-- WHAT IS ASKED --
Below are the records. List every line holding the word "عليه".

-- Saved entries --

◆ ◆ ◆

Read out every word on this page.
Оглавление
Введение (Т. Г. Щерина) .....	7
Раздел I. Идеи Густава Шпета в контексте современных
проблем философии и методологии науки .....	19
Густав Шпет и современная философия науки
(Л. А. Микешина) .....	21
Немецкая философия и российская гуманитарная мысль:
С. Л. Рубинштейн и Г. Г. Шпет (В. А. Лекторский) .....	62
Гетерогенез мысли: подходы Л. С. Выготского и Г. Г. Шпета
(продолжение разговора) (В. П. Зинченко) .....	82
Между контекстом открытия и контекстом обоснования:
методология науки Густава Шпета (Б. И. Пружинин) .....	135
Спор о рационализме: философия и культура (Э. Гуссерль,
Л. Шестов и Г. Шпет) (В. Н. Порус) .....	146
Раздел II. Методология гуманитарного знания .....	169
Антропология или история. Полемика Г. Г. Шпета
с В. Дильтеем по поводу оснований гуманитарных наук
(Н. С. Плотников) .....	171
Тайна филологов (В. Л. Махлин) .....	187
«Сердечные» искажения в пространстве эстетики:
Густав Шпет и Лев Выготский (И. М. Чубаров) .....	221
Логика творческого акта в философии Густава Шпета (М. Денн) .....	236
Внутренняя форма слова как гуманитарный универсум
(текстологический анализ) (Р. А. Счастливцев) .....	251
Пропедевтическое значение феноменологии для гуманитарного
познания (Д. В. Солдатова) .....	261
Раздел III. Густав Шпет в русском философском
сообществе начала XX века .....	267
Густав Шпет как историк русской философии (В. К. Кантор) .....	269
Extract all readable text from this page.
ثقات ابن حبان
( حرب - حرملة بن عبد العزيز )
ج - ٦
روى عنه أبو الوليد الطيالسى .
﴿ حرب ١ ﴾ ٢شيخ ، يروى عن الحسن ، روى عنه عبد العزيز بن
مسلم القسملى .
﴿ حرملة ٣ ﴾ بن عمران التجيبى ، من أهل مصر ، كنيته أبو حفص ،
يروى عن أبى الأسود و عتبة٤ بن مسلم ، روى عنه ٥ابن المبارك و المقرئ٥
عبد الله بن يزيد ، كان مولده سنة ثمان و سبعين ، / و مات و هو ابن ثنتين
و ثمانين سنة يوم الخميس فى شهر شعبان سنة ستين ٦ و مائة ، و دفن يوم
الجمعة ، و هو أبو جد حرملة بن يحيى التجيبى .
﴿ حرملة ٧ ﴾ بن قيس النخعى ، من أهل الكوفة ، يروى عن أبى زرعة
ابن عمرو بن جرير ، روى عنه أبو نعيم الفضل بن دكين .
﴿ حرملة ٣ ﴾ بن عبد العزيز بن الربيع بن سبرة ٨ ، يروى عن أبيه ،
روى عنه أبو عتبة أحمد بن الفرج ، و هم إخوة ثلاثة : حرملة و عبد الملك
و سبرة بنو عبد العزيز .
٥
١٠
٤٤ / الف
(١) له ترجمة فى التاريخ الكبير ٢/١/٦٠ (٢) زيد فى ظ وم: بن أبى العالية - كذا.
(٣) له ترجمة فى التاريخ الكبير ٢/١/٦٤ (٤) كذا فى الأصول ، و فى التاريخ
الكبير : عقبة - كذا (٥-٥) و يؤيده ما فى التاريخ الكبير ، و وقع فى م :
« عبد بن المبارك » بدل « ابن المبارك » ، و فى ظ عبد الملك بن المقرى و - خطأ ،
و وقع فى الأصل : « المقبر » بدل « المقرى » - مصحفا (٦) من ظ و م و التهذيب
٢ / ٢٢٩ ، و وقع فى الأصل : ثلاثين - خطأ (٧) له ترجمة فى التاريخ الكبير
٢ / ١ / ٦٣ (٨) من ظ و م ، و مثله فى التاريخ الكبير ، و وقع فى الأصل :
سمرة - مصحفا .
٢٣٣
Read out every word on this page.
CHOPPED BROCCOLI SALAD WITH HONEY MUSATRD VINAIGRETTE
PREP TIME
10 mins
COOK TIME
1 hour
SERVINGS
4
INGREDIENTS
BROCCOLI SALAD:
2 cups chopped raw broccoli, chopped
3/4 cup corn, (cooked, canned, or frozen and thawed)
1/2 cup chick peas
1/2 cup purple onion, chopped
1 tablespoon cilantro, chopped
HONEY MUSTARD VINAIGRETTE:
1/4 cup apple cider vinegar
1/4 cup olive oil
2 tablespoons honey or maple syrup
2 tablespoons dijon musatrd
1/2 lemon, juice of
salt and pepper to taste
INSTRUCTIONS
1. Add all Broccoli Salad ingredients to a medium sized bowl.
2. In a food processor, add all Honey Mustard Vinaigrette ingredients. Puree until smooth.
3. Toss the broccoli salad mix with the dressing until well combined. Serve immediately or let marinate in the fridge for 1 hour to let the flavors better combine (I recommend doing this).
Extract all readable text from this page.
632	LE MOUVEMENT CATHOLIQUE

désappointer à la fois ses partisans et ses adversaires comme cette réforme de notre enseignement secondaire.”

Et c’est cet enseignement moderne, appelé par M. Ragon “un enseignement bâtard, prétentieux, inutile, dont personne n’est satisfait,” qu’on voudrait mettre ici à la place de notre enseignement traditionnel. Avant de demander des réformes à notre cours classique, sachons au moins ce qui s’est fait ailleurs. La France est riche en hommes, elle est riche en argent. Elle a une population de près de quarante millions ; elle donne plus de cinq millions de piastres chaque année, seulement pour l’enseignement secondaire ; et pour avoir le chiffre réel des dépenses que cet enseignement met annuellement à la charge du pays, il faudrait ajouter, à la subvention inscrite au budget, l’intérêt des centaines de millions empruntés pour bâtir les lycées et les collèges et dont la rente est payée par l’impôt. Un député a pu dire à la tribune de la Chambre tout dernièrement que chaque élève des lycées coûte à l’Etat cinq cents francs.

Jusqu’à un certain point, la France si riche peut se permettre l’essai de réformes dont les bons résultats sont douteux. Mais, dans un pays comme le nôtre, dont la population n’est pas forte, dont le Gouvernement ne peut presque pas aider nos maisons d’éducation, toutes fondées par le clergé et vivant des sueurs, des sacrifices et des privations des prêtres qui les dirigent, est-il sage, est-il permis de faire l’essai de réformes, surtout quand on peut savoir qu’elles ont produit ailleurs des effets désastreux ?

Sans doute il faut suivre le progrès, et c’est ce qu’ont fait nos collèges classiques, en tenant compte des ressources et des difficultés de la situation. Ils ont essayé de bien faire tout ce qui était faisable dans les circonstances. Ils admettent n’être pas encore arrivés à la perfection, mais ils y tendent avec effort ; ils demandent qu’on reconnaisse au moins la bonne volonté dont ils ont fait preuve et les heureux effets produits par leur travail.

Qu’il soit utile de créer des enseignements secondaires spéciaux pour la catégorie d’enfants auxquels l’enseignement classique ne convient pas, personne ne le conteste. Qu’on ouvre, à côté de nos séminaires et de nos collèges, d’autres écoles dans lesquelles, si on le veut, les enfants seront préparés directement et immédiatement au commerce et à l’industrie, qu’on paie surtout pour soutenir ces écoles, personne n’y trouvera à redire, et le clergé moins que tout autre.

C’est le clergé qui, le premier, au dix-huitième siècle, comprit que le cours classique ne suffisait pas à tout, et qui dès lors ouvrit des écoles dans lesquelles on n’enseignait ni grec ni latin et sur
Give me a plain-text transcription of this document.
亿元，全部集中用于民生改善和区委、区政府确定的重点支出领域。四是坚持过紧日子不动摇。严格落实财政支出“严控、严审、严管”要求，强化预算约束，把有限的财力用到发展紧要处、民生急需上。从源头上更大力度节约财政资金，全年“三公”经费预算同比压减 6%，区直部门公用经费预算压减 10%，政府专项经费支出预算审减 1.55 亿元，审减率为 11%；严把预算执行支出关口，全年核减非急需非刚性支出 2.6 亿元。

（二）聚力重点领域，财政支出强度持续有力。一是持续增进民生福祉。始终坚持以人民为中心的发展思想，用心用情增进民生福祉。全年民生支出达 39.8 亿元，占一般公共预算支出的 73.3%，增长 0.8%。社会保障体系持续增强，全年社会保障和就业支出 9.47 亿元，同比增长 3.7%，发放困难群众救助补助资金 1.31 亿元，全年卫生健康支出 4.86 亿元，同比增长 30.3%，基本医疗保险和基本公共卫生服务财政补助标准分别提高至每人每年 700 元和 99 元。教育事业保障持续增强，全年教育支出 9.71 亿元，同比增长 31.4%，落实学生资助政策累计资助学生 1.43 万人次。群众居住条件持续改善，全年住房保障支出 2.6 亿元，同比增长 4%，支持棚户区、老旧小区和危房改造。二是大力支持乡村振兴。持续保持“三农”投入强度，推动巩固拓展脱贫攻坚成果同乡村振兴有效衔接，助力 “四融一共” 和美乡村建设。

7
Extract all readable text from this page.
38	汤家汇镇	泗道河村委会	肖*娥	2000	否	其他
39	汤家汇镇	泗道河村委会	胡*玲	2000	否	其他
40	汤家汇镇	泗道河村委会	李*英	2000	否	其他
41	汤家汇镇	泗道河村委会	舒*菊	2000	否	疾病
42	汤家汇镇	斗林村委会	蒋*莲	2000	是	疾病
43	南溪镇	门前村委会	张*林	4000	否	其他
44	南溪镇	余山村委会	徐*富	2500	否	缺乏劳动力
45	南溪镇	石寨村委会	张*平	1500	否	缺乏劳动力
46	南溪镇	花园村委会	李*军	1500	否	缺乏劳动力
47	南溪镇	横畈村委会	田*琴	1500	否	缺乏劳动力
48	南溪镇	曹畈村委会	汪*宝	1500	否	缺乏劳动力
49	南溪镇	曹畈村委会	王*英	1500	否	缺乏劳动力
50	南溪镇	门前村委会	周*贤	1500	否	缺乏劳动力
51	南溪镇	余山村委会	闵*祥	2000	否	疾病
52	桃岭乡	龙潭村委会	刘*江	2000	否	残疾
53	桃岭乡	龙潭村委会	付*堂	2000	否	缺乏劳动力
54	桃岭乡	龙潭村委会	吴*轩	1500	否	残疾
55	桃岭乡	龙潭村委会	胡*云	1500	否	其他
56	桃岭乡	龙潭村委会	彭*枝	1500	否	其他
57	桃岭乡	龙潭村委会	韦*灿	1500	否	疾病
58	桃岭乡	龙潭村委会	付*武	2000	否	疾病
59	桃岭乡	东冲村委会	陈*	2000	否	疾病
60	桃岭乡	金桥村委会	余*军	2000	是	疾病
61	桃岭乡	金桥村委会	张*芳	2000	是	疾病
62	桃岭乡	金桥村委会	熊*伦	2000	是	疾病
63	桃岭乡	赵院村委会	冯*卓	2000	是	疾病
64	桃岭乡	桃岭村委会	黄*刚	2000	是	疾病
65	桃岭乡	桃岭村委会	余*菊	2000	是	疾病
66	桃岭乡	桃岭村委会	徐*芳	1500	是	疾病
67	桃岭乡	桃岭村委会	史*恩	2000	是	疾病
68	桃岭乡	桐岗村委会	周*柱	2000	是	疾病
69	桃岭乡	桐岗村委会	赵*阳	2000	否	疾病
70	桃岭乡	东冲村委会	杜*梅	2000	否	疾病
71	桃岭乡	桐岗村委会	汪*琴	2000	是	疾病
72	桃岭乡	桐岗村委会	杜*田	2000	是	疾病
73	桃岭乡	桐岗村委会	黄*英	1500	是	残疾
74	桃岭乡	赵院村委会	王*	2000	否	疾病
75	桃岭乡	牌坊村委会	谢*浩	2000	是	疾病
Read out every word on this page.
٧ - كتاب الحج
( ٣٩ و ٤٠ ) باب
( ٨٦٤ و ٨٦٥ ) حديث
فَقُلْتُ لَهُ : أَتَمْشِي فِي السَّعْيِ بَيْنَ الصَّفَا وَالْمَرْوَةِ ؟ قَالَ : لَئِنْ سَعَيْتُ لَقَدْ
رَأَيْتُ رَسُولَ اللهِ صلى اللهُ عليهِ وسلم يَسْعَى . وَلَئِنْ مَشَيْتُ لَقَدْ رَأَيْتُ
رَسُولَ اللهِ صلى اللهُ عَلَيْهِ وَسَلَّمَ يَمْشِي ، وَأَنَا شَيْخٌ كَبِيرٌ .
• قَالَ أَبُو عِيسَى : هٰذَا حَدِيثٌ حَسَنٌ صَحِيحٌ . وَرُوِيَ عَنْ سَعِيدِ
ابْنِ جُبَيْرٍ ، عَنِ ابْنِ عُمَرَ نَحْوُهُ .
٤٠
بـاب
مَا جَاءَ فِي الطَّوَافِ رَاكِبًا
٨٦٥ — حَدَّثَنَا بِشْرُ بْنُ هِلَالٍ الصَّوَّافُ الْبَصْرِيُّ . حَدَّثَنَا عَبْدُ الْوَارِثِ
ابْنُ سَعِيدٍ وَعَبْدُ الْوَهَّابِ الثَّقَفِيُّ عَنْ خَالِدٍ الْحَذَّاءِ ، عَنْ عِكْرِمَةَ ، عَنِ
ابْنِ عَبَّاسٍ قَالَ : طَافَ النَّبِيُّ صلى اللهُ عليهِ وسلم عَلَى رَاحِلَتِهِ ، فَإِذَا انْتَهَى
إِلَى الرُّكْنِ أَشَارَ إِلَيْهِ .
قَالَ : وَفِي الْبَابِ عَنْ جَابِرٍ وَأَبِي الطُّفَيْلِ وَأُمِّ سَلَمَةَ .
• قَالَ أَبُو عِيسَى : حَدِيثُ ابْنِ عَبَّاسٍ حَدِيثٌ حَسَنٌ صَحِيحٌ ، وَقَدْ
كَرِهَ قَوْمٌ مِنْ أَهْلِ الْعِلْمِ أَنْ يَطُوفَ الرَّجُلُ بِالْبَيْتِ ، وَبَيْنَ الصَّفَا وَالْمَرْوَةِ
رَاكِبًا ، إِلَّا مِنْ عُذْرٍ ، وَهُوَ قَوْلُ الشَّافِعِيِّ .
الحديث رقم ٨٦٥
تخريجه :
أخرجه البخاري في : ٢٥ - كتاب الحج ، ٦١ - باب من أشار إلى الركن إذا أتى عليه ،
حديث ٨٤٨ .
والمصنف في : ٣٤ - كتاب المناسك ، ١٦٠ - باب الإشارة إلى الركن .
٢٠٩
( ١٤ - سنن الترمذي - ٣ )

◆ ◆ ◆

-- WRITTEN RESPONSE --
رَأَيْتُ رَسُولَ اللهِ صلى اللهُ عليهِ وسلم يَسْعَى . وَلَئِنْ مَشَيْتُ لَقَدْ رَأَيْتُ
ابْنِ عَبَّاسٍ قَالَ : طَافَ النَّبِيُّ صلى اللهُ عليهِ وسلم عَلَى رَاحِلَتِهِ ، فَإِذَا انْتَهَى
أخرجه البخاري في : ٢٥ - كتاب الحج ، ٦١ - باب من أشار إلى الركن إذا أتى عليه ،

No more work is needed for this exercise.